- **AIM**: Report every line from the material that contains the word "Feature".

Lines of data

• • • • • • •

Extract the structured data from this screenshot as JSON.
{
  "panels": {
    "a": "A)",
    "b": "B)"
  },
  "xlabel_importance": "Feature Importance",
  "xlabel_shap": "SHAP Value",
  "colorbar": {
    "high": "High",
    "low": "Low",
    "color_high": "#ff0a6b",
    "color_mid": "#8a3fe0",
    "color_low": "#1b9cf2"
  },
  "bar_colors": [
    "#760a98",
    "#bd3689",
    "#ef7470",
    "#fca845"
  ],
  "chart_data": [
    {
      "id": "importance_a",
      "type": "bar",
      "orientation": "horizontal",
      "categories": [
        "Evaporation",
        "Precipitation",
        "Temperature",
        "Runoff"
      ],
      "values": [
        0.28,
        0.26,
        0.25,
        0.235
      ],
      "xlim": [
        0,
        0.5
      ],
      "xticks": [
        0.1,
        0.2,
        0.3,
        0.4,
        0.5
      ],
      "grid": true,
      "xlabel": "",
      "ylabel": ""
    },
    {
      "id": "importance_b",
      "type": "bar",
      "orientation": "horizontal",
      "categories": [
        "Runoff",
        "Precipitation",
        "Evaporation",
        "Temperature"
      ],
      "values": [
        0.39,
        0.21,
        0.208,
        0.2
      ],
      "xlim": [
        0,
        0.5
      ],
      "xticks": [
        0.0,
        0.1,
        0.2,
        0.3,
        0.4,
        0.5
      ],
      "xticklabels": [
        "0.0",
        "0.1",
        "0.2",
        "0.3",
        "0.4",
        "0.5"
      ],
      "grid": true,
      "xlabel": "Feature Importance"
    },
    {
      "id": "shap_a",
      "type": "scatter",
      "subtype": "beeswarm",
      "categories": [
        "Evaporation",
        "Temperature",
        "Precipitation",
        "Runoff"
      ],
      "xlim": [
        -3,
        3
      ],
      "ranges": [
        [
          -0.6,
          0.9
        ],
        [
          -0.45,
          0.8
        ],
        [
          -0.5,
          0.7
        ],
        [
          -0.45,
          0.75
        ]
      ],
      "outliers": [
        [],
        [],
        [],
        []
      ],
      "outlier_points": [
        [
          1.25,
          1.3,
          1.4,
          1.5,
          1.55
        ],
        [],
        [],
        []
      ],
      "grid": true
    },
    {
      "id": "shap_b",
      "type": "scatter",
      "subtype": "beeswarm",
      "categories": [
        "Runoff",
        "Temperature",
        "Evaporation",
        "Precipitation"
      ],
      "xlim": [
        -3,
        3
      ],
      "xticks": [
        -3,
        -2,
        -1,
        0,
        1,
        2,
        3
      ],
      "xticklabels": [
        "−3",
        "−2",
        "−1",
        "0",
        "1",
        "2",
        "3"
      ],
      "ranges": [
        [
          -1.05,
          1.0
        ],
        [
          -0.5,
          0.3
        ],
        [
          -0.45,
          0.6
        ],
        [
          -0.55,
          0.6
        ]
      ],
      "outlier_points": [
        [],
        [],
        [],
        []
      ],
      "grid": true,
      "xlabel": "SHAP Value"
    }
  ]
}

• • • • • • •

- **RESULT OF THE EXERCISE**:
  "xlabel_importance": "Feature Importance",
      "xlabel": "Feature Importance"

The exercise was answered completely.